-- Text block --
A sample YAML task for registration is
- task: AzureCLI@2
displayName: AML Component Registration
inputs:
azureSubscription: $(MY_AML_WORKSPACE_SERVICE_CONNECTION)
scriptLocation: inlineScript
scriptType: pscore
inlineScript: |
python -m shrike.build.commands.register --configuration-file PATH/TO/MY_CONFIGURATION_FILE
workingDirectory: $(MY_WORK_DIRECTORY)
Note: The
shrike
library is version-aware. For a component of product-ready version number (e.g., a.b.c), it is set as the default version in the registration step; Otherwise, for a component of non-product-ready version number (e.g., a.b.c-alpha), it will not be labelled as default.
Handling components which use binaries
For some components (e.g., Linux/Windows components running .NET Core DLLs or Windows Exes, or HDI components leveraging the ODIN-ML JAR or Spark .NET), the signed snapshot needs to contain some binaries. As long as those binaries are compiled from human-reviewed source code or come from internal (authenticated) feeds, this is fine. Teams may inject essentially arbitrary logic into their Azure DevOps pipeline, either for compiling C# code, or downloading \& extracting NuGets from the Polymer NuGet feed.

-- Data under study --
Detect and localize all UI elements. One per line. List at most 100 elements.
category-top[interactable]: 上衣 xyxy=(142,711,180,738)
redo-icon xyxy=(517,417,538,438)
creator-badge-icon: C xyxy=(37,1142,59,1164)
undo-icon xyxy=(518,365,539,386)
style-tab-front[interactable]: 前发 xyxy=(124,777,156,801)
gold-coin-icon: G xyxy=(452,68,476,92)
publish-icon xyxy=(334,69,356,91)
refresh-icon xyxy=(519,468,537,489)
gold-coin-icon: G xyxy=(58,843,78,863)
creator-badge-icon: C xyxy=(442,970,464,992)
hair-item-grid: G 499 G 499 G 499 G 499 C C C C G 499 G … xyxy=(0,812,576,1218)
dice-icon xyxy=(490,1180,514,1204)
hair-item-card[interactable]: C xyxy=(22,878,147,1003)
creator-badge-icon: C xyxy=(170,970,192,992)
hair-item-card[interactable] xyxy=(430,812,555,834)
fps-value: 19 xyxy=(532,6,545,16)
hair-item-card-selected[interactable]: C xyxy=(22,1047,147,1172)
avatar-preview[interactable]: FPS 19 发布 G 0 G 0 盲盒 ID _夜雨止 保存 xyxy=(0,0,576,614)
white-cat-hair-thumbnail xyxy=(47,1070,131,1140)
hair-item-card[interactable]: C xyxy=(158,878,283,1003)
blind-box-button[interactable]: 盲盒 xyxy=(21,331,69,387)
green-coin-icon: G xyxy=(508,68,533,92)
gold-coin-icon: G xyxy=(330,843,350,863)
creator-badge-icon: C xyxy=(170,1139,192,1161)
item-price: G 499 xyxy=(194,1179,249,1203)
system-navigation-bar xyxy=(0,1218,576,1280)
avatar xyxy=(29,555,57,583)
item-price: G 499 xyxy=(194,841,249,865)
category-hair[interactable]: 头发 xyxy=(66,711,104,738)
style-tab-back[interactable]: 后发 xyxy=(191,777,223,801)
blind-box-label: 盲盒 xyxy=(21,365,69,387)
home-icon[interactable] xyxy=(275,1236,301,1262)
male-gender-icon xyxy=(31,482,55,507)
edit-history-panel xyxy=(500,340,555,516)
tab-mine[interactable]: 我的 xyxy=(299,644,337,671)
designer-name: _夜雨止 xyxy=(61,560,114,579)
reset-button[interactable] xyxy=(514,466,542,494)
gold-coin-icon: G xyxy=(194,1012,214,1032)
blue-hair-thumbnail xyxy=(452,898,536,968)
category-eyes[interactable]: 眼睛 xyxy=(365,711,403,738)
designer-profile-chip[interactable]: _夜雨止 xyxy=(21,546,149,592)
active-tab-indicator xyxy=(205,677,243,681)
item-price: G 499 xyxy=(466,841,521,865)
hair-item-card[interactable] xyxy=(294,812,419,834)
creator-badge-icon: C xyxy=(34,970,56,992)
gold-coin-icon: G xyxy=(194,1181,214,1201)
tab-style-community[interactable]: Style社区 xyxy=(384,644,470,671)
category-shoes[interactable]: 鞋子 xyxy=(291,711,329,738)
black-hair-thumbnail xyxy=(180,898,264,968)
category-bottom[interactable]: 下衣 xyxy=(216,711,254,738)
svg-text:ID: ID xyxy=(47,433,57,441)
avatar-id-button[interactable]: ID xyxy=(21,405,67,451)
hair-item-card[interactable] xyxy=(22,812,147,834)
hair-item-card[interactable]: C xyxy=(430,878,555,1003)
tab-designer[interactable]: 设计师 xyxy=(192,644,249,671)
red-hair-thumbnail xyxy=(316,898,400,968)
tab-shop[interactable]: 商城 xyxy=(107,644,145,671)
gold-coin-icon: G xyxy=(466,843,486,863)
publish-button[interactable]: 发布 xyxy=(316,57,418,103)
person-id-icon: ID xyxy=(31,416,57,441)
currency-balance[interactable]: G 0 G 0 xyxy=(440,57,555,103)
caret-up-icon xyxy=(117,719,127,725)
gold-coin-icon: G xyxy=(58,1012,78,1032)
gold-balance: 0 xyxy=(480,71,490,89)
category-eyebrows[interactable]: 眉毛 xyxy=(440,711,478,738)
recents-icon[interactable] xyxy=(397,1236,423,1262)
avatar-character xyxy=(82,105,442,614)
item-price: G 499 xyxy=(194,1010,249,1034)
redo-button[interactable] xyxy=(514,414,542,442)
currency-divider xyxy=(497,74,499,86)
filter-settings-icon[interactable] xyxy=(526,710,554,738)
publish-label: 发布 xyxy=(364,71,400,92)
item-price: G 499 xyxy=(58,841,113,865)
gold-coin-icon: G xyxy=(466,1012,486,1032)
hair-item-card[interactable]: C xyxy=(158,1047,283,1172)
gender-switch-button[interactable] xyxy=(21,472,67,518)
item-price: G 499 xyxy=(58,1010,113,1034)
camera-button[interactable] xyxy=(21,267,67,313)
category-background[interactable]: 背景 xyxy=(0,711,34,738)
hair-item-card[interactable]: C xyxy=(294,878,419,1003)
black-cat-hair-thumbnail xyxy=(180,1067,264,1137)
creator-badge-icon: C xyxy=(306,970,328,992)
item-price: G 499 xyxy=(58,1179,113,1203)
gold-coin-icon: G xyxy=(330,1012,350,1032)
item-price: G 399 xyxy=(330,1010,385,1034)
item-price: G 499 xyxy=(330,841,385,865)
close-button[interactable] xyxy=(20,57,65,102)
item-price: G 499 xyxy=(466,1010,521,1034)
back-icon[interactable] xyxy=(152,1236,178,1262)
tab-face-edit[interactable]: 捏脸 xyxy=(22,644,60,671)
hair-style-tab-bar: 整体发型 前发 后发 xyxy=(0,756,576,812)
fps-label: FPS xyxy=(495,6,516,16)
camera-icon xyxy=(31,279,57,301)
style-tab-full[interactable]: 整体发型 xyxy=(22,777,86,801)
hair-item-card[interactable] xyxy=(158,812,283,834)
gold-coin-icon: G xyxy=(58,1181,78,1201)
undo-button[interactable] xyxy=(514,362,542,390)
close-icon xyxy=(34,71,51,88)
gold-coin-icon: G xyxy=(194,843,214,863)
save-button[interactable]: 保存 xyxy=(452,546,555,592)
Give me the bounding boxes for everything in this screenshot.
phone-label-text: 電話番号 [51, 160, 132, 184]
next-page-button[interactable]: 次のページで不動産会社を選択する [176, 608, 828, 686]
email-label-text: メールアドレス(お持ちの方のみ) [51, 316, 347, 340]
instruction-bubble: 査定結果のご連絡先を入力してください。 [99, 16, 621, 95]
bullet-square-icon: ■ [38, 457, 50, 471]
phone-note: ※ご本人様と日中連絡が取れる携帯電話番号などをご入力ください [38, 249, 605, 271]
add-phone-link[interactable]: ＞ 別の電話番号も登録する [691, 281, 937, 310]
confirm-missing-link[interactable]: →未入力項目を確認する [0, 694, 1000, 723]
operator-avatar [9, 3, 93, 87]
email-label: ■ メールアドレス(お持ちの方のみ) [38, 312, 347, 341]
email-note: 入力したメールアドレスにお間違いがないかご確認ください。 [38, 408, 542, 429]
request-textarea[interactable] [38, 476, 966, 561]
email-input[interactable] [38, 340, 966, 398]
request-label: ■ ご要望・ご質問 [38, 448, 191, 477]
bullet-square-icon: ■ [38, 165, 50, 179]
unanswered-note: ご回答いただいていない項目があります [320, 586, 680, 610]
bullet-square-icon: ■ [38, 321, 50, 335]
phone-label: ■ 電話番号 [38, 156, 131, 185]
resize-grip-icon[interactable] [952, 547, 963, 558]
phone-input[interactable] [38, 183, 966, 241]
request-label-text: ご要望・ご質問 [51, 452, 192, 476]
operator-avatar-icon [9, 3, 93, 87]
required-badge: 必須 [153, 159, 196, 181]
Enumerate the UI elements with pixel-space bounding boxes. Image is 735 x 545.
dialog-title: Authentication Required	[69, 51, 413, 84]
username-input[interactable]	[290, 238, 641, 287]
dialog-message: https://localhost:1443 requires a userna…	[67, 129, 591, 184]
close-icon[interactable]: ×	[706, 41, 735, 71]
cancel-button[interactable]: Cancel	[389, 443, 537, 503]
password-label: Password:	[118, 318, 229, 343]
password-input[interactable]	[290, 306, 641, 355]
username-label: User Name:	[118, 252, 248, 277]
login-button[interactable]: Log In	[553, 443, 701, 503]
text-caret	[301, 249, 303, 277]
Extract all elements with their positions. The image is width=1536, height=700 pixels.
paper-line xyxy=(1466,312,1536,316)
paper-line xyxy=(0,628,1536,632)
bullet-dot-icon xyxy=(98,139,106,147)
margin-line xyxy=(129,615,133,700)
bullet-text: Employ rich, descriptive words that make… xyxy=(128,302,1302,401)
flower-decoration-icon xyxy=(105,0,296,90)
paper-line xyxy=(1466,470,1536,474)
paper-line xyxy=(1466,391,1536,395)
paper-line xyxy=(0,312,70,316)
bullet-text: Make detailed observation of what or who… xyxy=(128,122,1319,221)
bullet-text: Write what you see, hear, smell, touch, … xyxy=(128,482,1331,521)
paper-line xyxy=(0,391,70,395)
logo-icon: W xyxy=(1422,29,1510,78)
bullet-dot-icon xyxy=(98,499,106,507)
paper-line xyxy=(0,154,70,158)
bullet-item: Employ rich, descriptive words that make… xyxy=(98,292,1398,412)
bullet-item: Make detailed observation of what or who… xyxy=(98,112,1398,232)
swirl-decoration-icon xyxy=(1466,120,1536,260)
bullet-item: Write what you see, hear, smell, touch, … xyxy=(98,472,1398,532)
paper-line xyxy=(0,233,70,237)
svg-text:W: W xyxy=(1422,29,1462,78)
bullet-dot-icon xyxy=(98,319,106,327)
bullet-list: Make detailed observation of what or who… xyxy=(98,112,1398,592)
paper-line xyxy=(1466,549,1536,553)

-- Work request --
Decide whether each statement agrees with the text on component registration, answering yes or no and quoting the words that settle it. 1. The sample YAML task uses pscore as its script type. 2. A component numbered a.b.c-alpha is set as the default version when it is registered. 3. Binaries in the signed snapshot are acceptable only when they come from public feeds.

-- Response area --
1. Yes: "scriptType: pscore"
2. No: "for a component of non-product-ready version number (e.g., a.b.c-alpha), it will not be labelled as default."
3. No: "As long as those binaries are compiled from human-reviewed source code or come from internal (authenticated) feeds, this is fine."